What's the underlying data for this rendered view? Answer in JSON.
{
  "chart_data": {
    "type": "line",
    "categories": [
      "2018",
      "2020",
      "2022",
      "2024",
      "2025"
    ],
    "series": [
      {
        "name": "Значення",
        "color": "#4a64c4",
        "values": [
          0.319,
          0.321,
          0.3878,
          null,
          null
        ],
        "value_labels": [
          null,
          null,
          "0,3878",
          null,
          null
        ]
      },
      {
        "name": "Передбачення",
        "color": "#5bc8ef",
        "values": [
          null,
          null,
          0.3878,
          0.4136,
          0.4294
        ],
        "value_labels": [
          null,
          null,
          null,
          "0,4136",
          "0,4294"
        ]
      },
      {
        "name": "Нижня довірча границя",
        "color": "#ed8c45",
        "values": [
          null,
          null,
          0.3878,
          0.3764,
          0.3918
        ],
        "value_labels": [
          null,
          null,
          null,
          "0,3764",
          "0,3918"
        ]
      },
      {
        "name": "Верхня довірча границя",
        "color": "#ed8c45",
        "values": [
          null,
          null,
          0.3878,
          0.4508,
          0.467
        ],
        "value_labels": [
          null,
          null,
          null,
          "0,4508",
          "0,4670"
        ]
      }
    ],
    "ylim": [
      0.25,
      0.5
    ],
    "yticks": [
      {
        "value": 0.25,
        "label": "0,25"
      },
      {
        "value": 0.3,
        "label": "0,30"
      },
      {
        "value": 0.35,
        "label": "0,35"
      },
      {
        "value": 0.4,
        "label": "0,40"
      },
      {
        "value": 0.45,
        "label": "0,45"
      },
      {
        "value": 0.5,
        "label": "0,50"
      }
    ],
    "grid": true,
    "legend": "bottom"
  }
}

-=-=-=-=-

> [Direction] Reproduce all of the data exactly as given.

> [Solved exercise]
What's the underlying data for this rendered view? Answer in JSON.
{
  "chart_data": {
    "type": "line",
    "categories": [
      "2018",
      "2020",
      "2022",
      "2024",
      "2025"
    ],
    "series": [
      {
        "name": "Значення",
        "color": "#4a64c4",
        "values": [
          0.319,
          0.321,
          0.3878,
          null,
          null
        ],
        "value_labels": [
          null,
          null,
          "0,3878",
          null,
          null
        ]
      },
      {
        "name": "Передбачення",
        "color": "#5bc8ef",
        "values": [
          null,
          null,
          0.3878,
          0.4136,
          0.4294
        ],
        "value_labels": [
          null,
          null,
          null,
          "0,4136",
          "0,4294"
        ]
      },
      {
        "name": "Нижня довірча границя",
        "color": "#ed8c45",
        "values": [
          null,
          null,
          0.3878,
          0.3764,
          0.3918
        ],
        "value_labels": [
          null,
          null,
          null,
          "0,3764",
          "0,3918"
        ]
      },
      {
        "name": "Верхня довірча границя",
        "color": "#ed8c45",
        "values": [
          null,
          null,
          0.3878,
          0.4508,
          0.467
        ],
        "value_labels": [
          null,
          null,
          null,
          "0,4508",
          "0,4670"
        ]
      }
    ],
    "ylim": [
      0.25,
      0.5
    ],
    "yticks": [
      {
        "value": 0.25,
        "label": "0,25"
      },
      {
        "value": 0.3,
        "label": "0,30"
      },
      {
        "value": 0.35,
        "label": "0,35"
      },
      {
        "value": 0.4,
        "label": "0,40"
      },
      {
        "value": 0.45,
        "label": "0,45"
      },
      {
        "value": 0.5,
        "label": "0,50"
      }
    ],
    "grid": true,
    "legend": "bottom"
  }
}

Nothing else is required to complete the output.